#### [Problem to solve]
Copy the data that follows, character for character, minus the pictures.

● ● ● ● ● ● ●

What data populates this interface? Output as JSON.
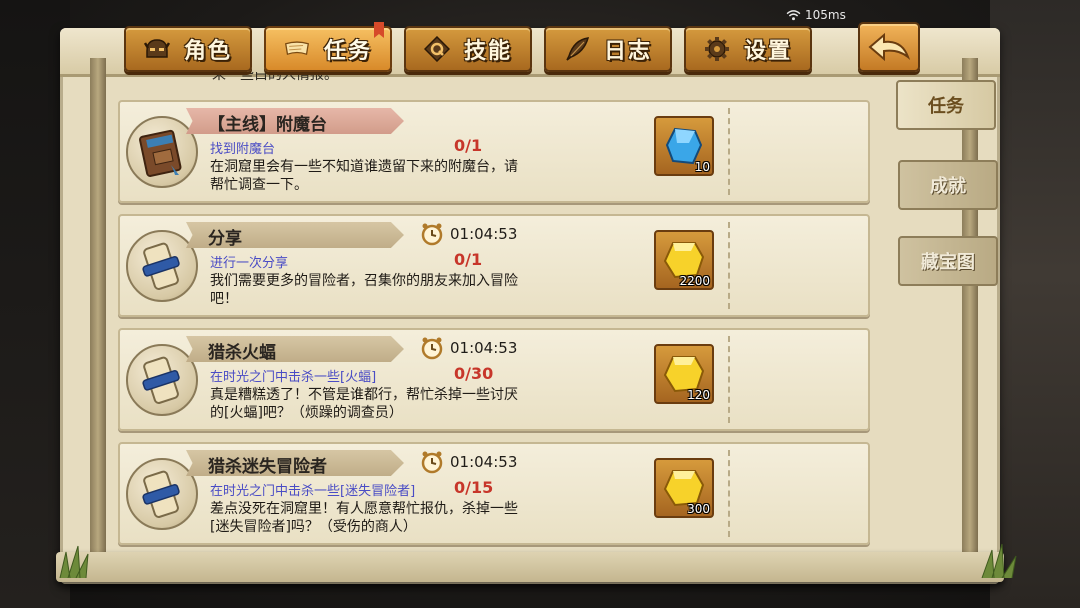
{
  "status": {
    "network": "105ms"
  },
  "tabs": [
    {
      "label": "角色",
      "icon": "helmet-icon",
      "active": false
    },
    {
      "label": "任务",
      "icon": "scroll-icon",
      "active": true
    },
    {
      "label": "技能",
      "icon": "skill-rune-icon",
      "active": false
    },
    {
      "label": "日志",
      "icon": "quill-icon",
      "active": false
    },
    {
      "label": "设置",
      "icon": "gear-icon",
      "active": false
    }
  ],
  "back_button": {
    "icon": "back-arrow-icon"
  },
  "side_tabs": [
    {
      "label": "任务",
      "active": true
    },
    {
      "label": "成就",
      "active": false
    },
    {
      "label": "藏宝图",
      "active": false
    }
  ],
  "list": {
    "clipped_text": "来一些白的人情报。",
    "quests": [
      {
        "title": "【主线】附魔台",
        "main": true,
        "timer": "",
        "objective": "找到附魔台",
        "progress": "0/1",
        "description": "在洞窟里会有一些不知道谁遗留下来的附魔台，请帮忙调查一下。",
        "portrait": "book-icon",
        "reward": {
          "icon": "blue-crystal-icon",
          "count": "10"
        }
      },
      {
        "title": "分享",
        "main": false,
        "timer": "01:04:53",
        "objective": "进行一次分享",
        "progress": "0/1",
        "description": "我们需要更多的冒险者，召集你的朋友来加入冒险吧！",
        "portrait": "scroll-icon",
        "reward": {
          "icon": "gold-coin-icon",
          "count": "2200"
        }
      },
      {
        "title": "猎杀火蝠",
        "main": false,
        "timer": "01:04:53",
        "objective": "在时光之门中击杀一些[火蝠]",
        "progress": "0/30",
        "description": "真是糟糕透了！不管是谁都行，帮忙杀掉一些讨厌的[火蝠]吧？（烦躁的调查员）",
        "portrait": "scroll-icon",
        "reward": {
          "icon": "gold-coin-icon",
          "count": "120"
        }
      },
      {
        "title": "猎杀迷失冒险者",
        "main": false,
        "timer": "01:04:53",
        "objective": "在时光之门中击杀一些[迷失冒险者]",
        "progress": "0/15",
        "description": "差点没死在洞窟里！有人愿意帮忙报仇，杀掉一些[迷失冒险者]吗？（受伤的商人）",
        "portrait": "scroll-icon",
        "reward": {
          "icon": "gold-coin-icon",
          "count": "300"
        }
      }
    ]
  },
  "colors": {
    "tab_orange": "#d59a3e",
    "progress_red": "#c7362a",
    "objective_blue": "#4a4cc5",
    "card_bg": "#f4eedb"
  }
}
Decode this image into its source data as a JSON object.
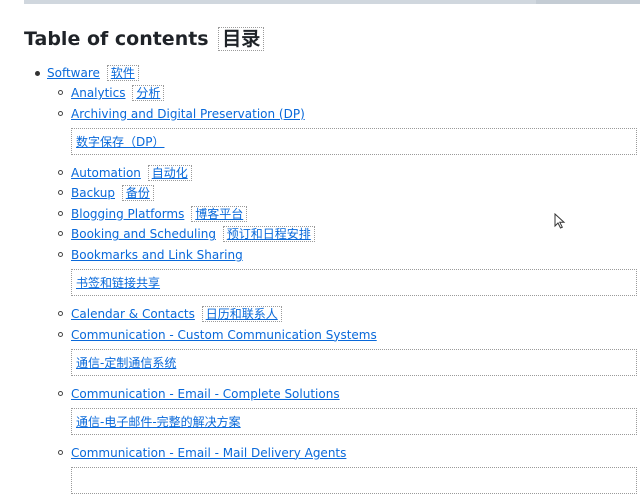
{
  "heading": {
    "text": "Table of contents",
    "translation": "目录"
  },
  "toc": {
    "top": {
      "label": "Software",
      "translation": "软件"
    },
    "items": [
      {
        "label": "Analytics",
        "translation": "分析",
        "block": false
      },
      {
        "label": "Archiving and Digital Preservation (DP)",
        "translation": "数字保存（DP）",
        "block": true
      },
      {
        "label": "Automation",
        "translation": "自动化",
        "block": false
      },
      {
        "label": "Backup",
        "translation": "备份",
        "block": false
      },
      {
        "label": "Blogging Platforms",
        "translation": "博客平台",
        "block": false
      },
      {
        "label": "Booking and Scheduling",
        "translation": "预订和日程安排",
        "block": false
      },
      {
        "label": "Bookmarks and Link Sharing",
        "translation": "书签和链接共享",
        "block": true
      },
      {
        "label": "Calendar & Contacts",
        "translation": "日历和联系人",
        "block": false
      },
      {
        "label": "Communication - Custom Communication Systems",
        "translation": "通信-定制通信系统",
        "block": true
      },
      {
        "label": "Communication - Email - Complete Solutions",
        "translation": "通信-电子邮件-完整的解决方案",
        "block": true
      },
      {
        "label": "Communication - Email - Mail Delivery Agents",
        "translation": "",
        "block": true
      }
    ]
  },
  "colors": {
    "link": "#0969da",
    "border": "#9a9a9a"
  }
}
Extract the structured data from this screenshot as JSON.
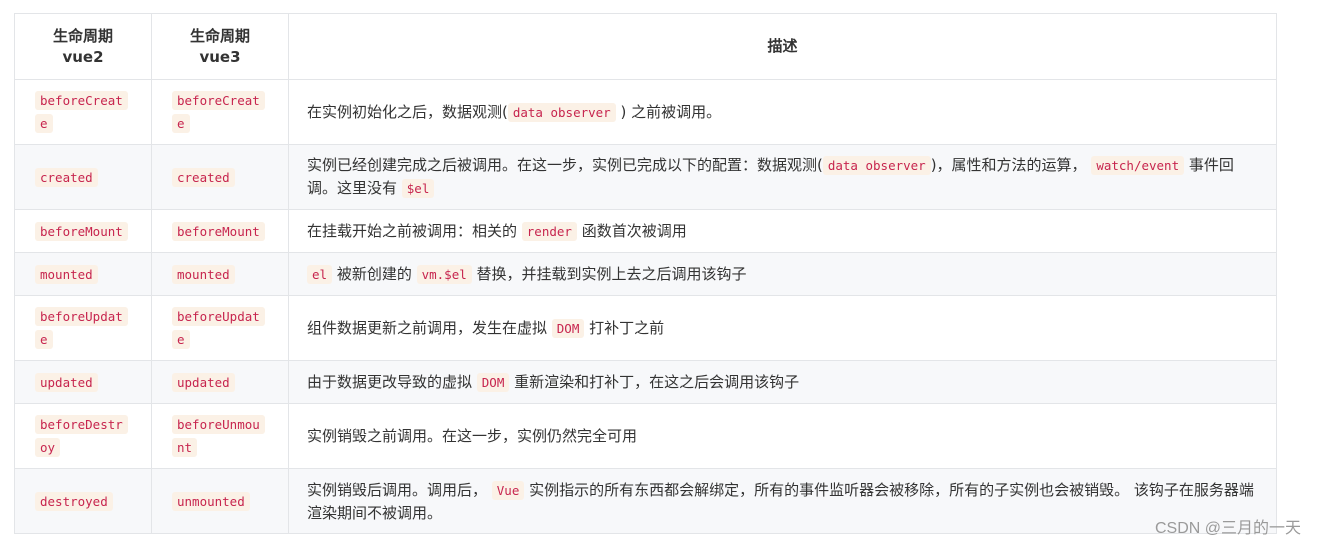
{
  "headers": {
    "col1_line1": "生命周期",
    "col1_line2": "vue2",
    "col2_line1": "生命周期",
    "col2_line2": "vue3",
    "col3": "描述"
  },
  "rows": [
    {
      "vue2": "beforeCreate",
      "vue3": "beforeCreate",
      "desc": [
        {
          "t": "在实例初始化之后，数据观测("
        },
        {
          "c": "data observer"
        },
        {
          "t": " ) 之前被调用。"
        }
      ]
    },
    {
      "vue2": "created",
      "vue3": "created",
      "desc": [
        {
          "t": "实例已经创建完成之后被调用。在这一步，实例已完成以下的配置：数据观测("
        },
        {
          "c": "data observer"
        },
        {
          "t": ")，属性和方法的运算， "
        },
        {
          "c": "watch/event"
        },
        {
          "t": " 事件回调。这里没有 "
        },
        {
          "c": "$el"
        }
      ]
    },
    {
      "vue2": "beforeMount",
      "vue3": "beforeMount",
      "desc": [
        {
          "t": "在挂载开始之前被调用：相关的 "
        },
        {
          "c": "render"
        },
        {
          "t": " 函数首次被调用"
        }
      ]
    },
    {
      "vue2": "mounted",
      "vue3": "mounted",
      "desc": [
        {
          "c": "el"
        },
        {
          "t": " 被新创建的 "
        },
        {
          "c": "vm.$el"
        },
        {
          "t": " 替换，并挂载到实例上去之后调用该钩子"
        }
      ]
    },
    {
      "vue2": "beforeUpdate",
      "vue3": "beforeUpdate",
      "desc": [
        {
          "t": "组件数据更新之前调用，发生在虚拟 "
        },
        {
          "c": "DOM"
        },
        {
          "t": " 打补丁之前"
        }
      ]
    },
    {
      "vue2": "updated",
      "vue3": "updated",
      "desc": [
        {
          "t": "由于数据更改导致的虚拟 "
        },
        {
          "c": "DOM"
        },
        {
          "t": " 重新渲染和打补丁，在这之后会调用该钩子"
        }
      ]
    },
    {
      "vue2": "beforeDestroy",
      "vue3": "beforeUnmount",
      "desc": [
        {
          "t": "实例销毁之前调用。在这一步，实例仍然完全可用"
        }
      ]
    },
    {
      "vue2": "destroyed",
      "vue3": "unmounted",
      "desc": [
        {
          "t": "实例销毁后调用。调用后， "
        },
        {
          "c": "Vue"
        },
        {
          "t": " 实例指示的所有东西都会解绑定，所有的事件监听器会被移除，所有的子实例也会被销毁。 该钩子在服务器端渲染期间不被调用。"
        }
      ]
    }
  ],
  "watermark": "CSDN @三月的一天"
}
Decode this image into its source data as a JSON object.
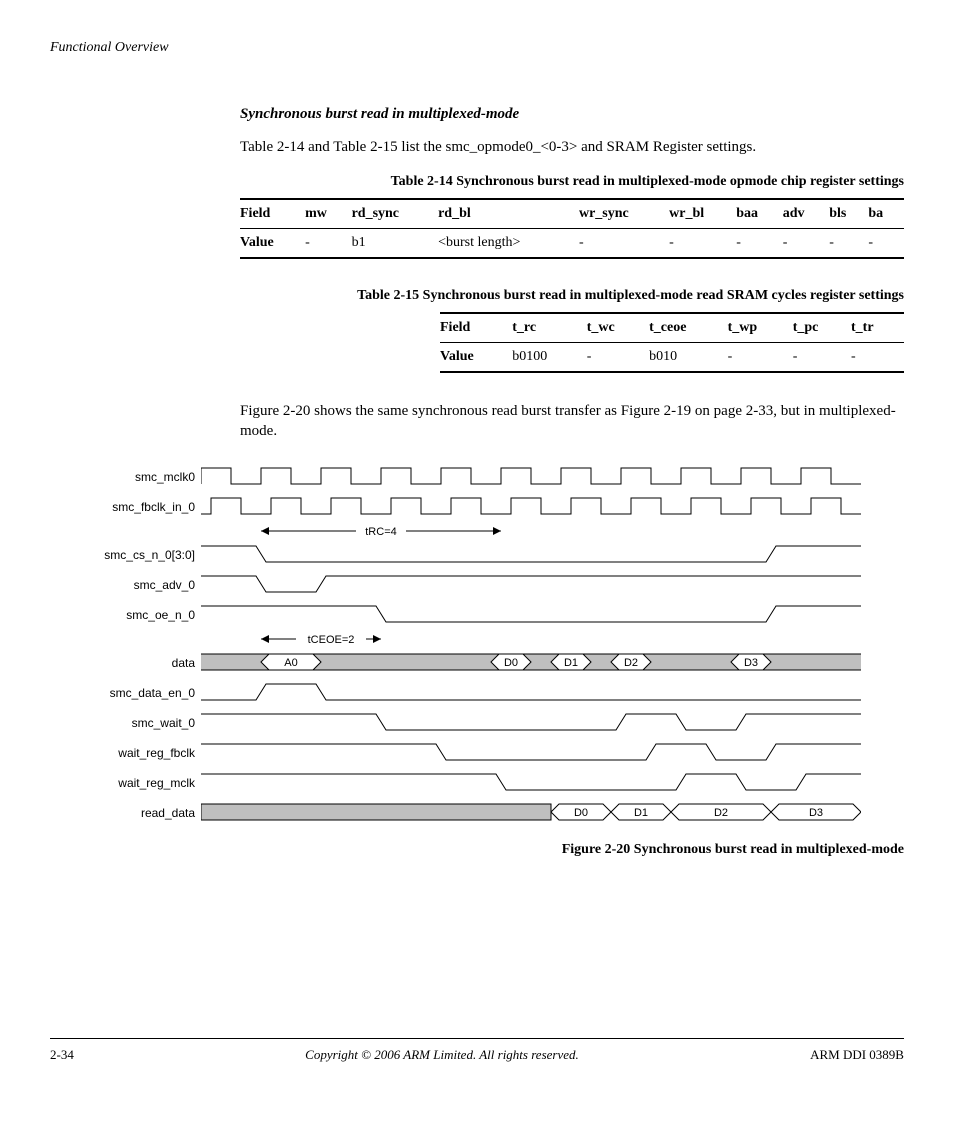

● ● ● ● ● ● ●

#### [Result of this exercise]
What data populates this interface? Output as JSON.
{
  "status": {
    "network": "105ms"
  },
  "tabs": [
    {
      "label": "角色",
      "icon": "helmet-icon",
      "active": false
    },
    {
      "label": "任务",
      "icon": "scroll-icon",
      "active": true
    },
    {
      "label": "技能",
      "icon": "skill-rune-icon",
      "active": false
    },
    {
      "label": "日志",
      "icon": "quill-icon",
      "active": false
    },
    {
      "label": "设置",
      "icon": "gear-icon",
      "active": false
    }
  ],
  "back_button": {
    "icon": "back-arrow-icon"
  },
  "side_tabs": [
    {
      "label": "任务",
      "active": true
    },
    {
      "label": "成就",
      "active": false
    },
    {
      "label": "藏宝图",
      "active": false
    }
  ],
  "list": {
    "clipped_text": "来一些白的人情报。",
    "quests": [
      {
        "title": "【主线】附魔台",
        "main": true,
        "timer": "",
        "objective": "找到附魔台",
        "progress": "0/1",
        "description": "在洞窟里会有一些不知道谁遗留下来的附魔台，请帮忙调查一下。",
        "portrait": "book-icon",
        "reward": {
          "icon": "blue-crystal-icon",
          "count": "10"
        }
      },
      {
        "title": "分享",
        "main": false,
        "timer": "01:04:53",
        "objective": "进行一次分享",
        "progress": "0/1",
        "description": "我们需要更多的冒险者，召集你的朋友来加入冒险吧！",
        "portrait": "scroll-icon",
        "reward": {
          "icon": "gold-coin-icon",
          "count": "2200"
        }
      },
      {
        "title": "猎杀火蝠",
        "main": false,
        "timer": "01:04:53",
        "objective": "在时光之门中击杀一些[火蝠]",
        "progress": "0/30",
        "description": "真是糟糕透了！不管是谁都行，帮忙杀掉一些讨厌的[火蝠]吧？（烦躁的调查员）",
        "portrait": "scroll-icon",
        "reward": {
          "icon": "gold-coin-icon",
          "count": "120"
        }
      },
      {
        "title": "猎杀迷失冒险者",
        "main": false,
        "timer": "01:04:53",
        "objective": "在时光之门中击杀一些[迷失冒险者]",
        "progress": "0/15",
        "description": "差点没死在洞窟里！有人愿意帮忙报仇，杀掉一些[迷失冒险者]吗？（受伤的商人）",
        "portrait": "scroll-icon",
        "reward": {
          "icon": "gold-coin-icon",
          "count": "300"
        }
      }
    ]
  },
  "colors": {
    "tab_orange": "#d59a3e",
    "progress_red": "#c7362a",
    "objective_blue": "#4a4cc5",
    "card_bg": "#f4eedb"
  }
}
Decode this image into its source data as a JSON object.
{
  "heading": {
    "text": "Table of contents",
    "translation": "目录"
  },
  "toc": {
    "top": {
      "label": "Software",
      "translation": "软件"
    },
    "items": [
      {
        "label": "Analytics",
        "translation": "分析",
        "block": false
      },
      {
        "label": "Archiving and Digital Preservation (DP)",
        "translation": "数字保存（DP）",
        "block": true
      },
      {
        "label": "Automation",
        "translation": "自动化",
        "block": false
      },
      {
        "label": "Backup",
        "translation": "备份",
        "block": false
      },
      {
        "label": "Blogging Platforms",
        "translation": "博客平台",
        "block": false
      },
      {
        "label": "Booking and Scheduling",
        "translation": "预订和日程安排",
        "block": false
      },
      {
        "label": "Bookmarks and Link Sharing",
        "translation": "书签和链接共享",
        "block": true
      },
      {
        "label": "Calendar & Contacts",
        "translation": "日历和联系人",
        "block": false
      },
      {
        "label": "Communication - Custom Communication Systems",
        "translation": "通信-定制通信系统",
        "block": true
      },
      {
        "label": "Communication - Email - Complete Solutions",
        "translation": "通信-电子邮件-完整的解决方案",
        "block": true
      },
      {
        "label": "Communication - Email - Mail Delivery Agents",
        "translation": "",
        "block": true
      }
    ]
  },
  "colors": {
    "link": "#0969da",
    "border": "#9a9a9a"
  }
}
Extract the structured data from this screenshot as JSON.
{
  "headers": {
    "col1_line1": "生命周期",
    "col1_line2": "vue2",
    "col2_line1": "生命周期",
    "col2_line2": "vue3",
    "col3": "描述"
  },
  "rows": [
    {
      "vue2": "beforeCreate",
      "vue3": "beforeCreate",
      "desc": [
        {
          "t": "在实例初始化之后，数据观测("
        },
        {
          "c": "data observer"
        },
        {
          "t": " ) 之前被调用。"
        }
      ]
    },
    {
      "vue2": "created",
      "vue3": "created",
      "desc": [
        {
          "t": "实例已经创建完成之后被调用。在这一步，实例已完成以下的配置：数据观测("
        },
        {
          "c": "data observer"
        },
        {
          "t": ")，属性和方法的运算， "
        },
        {
          "c": "watch/event"
        },
        {
          "t": " 事件回调。这里没有 "
        },
        {
          "c": "$el"
        }
      ]
    },
    {
      "vue2": "beforeMount",
      "vue3": "beforeMount",
      "desc": [
        {
          "t": "在挂载开始之前被调用：相关的 "
        },
        {
          "c": "render"
        },
        {
          "t": " 函数首次被调用"
        }
      ]
    },
    {
      "vue2": "mounted",
      "vue3": "mounted",
      "desc": [
        {
          "c": "el"
        },
        {
          "t": " 被新创建的 "
        },
        {
          "c": "vm.$el"
        },
        {
          "t": " 替换，并挂载到实例上去之后调用该钩子"
        }
      ]
    },
    {
      "vue2": "beforeUpdate",
      "vue3": "beforeUpdate",
      "desc": [
        {
          "t": "组件数据更新之前调用，发生在虚拟 "
        },
        {
          "c": "DOM"
        },
        {
          "t": " 打补丁之前"
        }
      ]
    },
    {
      "vue2": "updated",
      "vue3": "updated",
      "desc": [
        {
          "t": "由于数据更改导致的虚拟 "
        },
        {
          "c": "DOM"
        },
        {
          "t": " 重新渲染和打补丁，在这之后会调用该钩子"
        }
      ]
    },
    {
      "vue2": "beforeDestroy",
      "vue3": "beforeUnmount",
      "desc": [
        {
          "t": "实例销毁之前调用。在这一步，实例仍然完全可用"
        }
      ]
    },
    {
      "vue2": "destroyed",
      "vue3": "unmounted",
      "desc": [
        {
          "t": "实例销毁后调用。调用后， "
        },
        {
          "c": "Vue"
        },
        {
          "t": " 实例指示的所有东西都会解绑定，所有的事件监听器会被移除，所有的子实例也会被销毁。 该钩子在服务器端渲染期间不被调用。"
        }
      ]
    }
  ],
  "watermark": "CSDN @三月的一天"
}
Decode this image into its source data as a JSON object.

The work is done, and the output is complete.